**WORKING DATA:**
* begin *
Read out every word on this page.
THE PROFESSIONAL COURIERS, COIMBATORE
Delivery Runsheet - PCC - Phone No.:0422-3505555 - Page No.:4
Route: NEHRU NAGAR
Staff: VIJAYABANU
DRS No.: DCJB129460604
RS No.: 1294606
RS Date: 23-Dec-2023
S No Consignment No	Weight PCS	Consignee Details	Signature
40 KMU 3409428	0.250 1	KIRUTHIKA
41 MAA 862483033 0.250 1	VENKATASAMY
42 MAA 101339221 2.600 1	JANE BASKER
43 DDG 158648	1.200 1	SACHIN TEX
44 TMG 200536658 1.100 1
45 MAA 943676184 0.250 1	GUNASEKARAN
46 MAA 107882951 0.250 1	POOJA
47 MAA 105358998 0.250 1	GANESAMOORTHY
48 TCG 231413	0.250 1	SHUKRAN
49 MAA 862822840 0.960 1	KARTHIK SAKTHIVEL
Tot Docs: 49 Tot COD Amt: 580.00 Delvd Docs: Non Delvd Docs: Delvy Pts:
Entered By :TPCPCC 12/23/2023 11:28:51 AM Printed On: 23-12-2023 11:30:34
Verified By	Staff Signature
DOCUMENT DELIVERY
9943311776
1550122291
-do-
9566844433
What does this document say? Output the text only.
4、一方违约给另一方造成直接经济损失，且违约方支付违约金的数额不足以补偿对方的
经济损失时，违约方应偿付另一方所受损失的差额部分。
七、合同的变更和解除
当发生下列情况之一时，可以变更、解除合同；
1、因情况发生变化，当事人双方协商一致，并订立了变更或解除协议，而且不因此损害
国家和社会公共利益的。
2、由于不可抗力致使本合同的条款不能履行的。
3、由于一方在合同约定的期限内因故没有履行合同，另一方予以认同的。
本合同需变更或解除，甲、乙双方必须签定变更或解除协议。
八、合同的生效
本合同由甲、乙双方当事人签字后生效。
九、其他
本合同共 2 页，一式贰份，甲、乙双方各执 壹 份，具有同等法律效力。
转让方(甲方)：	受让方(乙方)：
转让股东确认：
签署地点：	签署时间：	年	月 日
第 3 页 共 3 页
* end *
**PROBLEM DETAILS:** Search the entries for the word "Staff" and copy every line that has it.

**OUTPUT FOR THIS EXERCISE:**
Staff: VIJAYABANU
Verified By	Staff Signature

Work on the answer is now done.